* [Records]
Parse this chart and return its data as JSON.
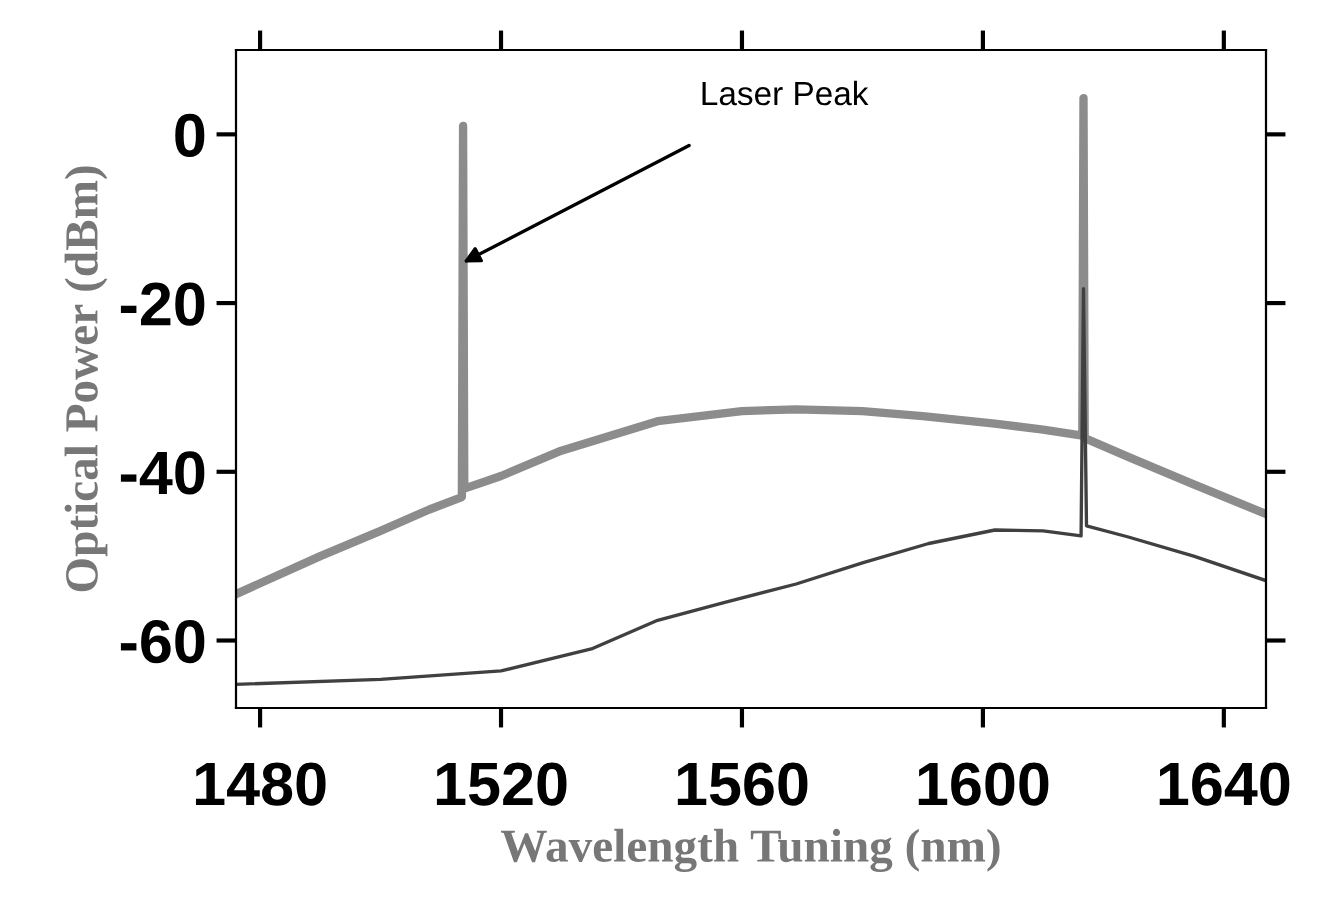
{
  "chart_data": {
    "type": "line",
    "xlabel": "Wavelength Tuning (nm)",
    "ylabel": "Optical Power (dBm)",
    "series": [
      {
        "color": "#8c8c8c",
        "x": [
          1476,
          1490,
          1500,
          1508,
          1513.5,
          1513.7,
          1513.9,
          1520,
          1530,
          1546,
          1560,
          1569,
          1580,
          1590,
          1602,
          1610,
          1616.5,
          1616.7,
          1616.9,
          1625,
          1635,
          1647
        ],
        "values": [
          -54.5,
          -50,
          -47,
          -44.5,
          -43,
          1,
          -42,
          -40.5,
          -37.5,
          -34,
          -32.8,
          -32.6,
          -32.8,
          -33.4,
          -34.3,
          -35,
          -35.7,
          4.3,
          -36,
          -38.5,
          -41.5,
          -45
        ]
      },
      {
        "color": "#404040",
        "x": [
          1476,
          1500,
          1520,
          1535,
          1546,
          1557,
          1569,
          1580,
          1591,
          1602,
          1610,
          1616.3,
          1616.7,
          1617.2,
          1624,
          1635,
          1647
        ],
        "values": [
          -65.2,
          -64.6,
          -63.6,
          -61,
          -57.6,
          -55.5,
          -53.3,
          -50.8,
          -48.5,
          -46.9,
          -47,
          -47.6,
          -18.3,
          -46.4,
          -47.7,
          -50,
          -52.9
        ]
      }
    ],
    "xlim": [
      1476,
      1647
    ],
    "xticks": [
      1480,
      1520,
      1560,
      1600,
      1640
    ],
    "ylim": [
      -68,
      10
    ],
    "yticks": [
      0,
      -20,
      -40,
      -60
    ],
    "annotations": [
      {
        "text": "Laser Peak",
        "x": 1513.7,
        "y": -15.2
      }
    ],
    "grid": false,
    "marker": "none",
    "line_style": "solid"
  }
}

* [Required work] Apart from the pictures, the entries above are to be repeated in full and exactly.

* [Reply]
Parse this chart and return its data as JSON.
{
  "chart_data": {
    "type": "line",
    "xlabel": "Wavelength Tuning (nm)",
    "ylabel": "Optical Power (dBm)",
    "series": [
      {
        "color": "#8c8c8c",
        "x": [
          1476,
          1490,
          1500,
          1508,
          1513.5,
          1513.7,
          1513.9,
          1520,
          1530,
          1546,
          1560,
          1569,
          1580,
          1590,
          1602,
          1610,
          1616.5,
          1616.7,
          1616.9,
          1625,
          1635,
          1647
        ],
        "values": [
          -54.5,
          -50,
          -47,
          -44.5,
          -43,
          1,
          -42,
          -40.5,
          -37.5,
          -34,
          -32.8,
          -32.6,
          -32.8,
          -33.4,
          -34.3,
          -35,
          -35.7,
          4.3,
          -36,
          -38.5,
          -41.5,
          -45
        ]
      },
      {
        "color": "#404040",
        "x": [
          1476,
          1500,
          1520,
          1535,
          1546,
          1557,
          1569,
          1580,
          1591,
          1602,
          1610,
          1616.3,
          1616.7,
          1617.2,
          1624,
          1635,
          1647
        ],
        "values": [
          -65.2,
          -64.6,
          -63.6,
          -61,
          -57.6,
          -55.5,
          -53.3,
          -50.8,
          -48.5,
          -46.9,
          -47,
          -47.6,
          -18.3,
          -46.4,
          -47.7,
          -50,
          -52.9
        ]
      }
    ],
    "xlim": [
      1476,
      1647
    ],
    "xticks": [
      1480,
      1520,
      1560,
      1600,
      1640
    ],
    "ylim": [
      -68,
      10
    ],
    "yticks": [
      0,
      -20,
      -40,
      -60
    ],
    "annotations": [
      {
        "text": "Laser Peak",
        "x": 1513.7,
        "y": -15.2
      }
    ],
    "grid": false,
    "marker": "none",
    "line_style": "solid"
  }
}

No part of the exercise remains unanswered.